** start of Input **

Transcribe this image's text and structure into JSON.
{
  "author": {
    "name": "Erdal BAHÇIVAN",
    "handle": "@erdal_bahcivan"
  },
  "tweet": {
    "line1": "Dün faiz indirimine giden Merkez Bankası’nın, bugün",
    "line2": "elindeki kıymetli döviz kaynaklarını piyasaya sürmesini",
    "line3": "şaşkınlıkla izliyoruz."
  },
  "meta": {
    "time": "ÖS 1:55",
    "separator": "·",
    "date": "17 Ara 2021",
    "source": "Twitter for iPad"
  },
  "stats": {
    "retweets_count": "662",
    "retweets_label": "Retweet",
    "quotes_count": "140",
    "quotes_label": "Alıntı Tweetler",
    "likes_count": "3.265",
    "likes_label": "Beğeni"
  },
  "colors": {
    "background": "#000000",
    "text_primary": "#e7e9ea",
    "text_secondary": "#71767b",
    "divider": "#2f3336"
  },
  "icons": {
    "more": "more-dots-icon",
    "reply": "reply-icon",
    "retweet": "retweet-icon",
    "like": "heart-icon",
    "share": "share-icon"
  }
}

** end of Input **

■ The task ■
Copy out each record from above, exactly.

■ Solution ■
Transcribe this image's text and structure into JSON.
{
  "author": {
    "name": "Erdal BAHÇIVAN",
    "handle": "@erdal_bahcivan"
  },
  "tweet": {
    "line1": "Dün faiz indirimine giden Merkez Bankası’nın, bugün",
    "line2": "elindeki kıymetli döviz kaynaklarını piyasaya sürmesini",
    "line3": "şaşkınlıkla izliyoruz."
  },
  "meta": {
    "time": "ÖS 1:55",
    "separator": "·",
    "date": "17 Ara 2021",
    "source": "Twitter for iPad"
  },
  "stats": {
    "retweets_count": "662",
    "retweets_label": "Retweet",
    "quotes_count": "140",
    "quotes_label": "Alıntı Tweetler",
    "likes_count": "3.265",
    "likes_label": "Beğeni"
  },
  "colors": {
    "background": "#000000",
    "text_primary": "#e7e9ea",
    "text_secondary": "#71767b",
    "divider": "#2f3336"
  },
  "icons": {
    "more": "more-dots-icon",
    "reply": "reply-icon",
    "retweet": "retweet-icon",
    "like": "heart-icon",
    "share": "share-icon"
  }
}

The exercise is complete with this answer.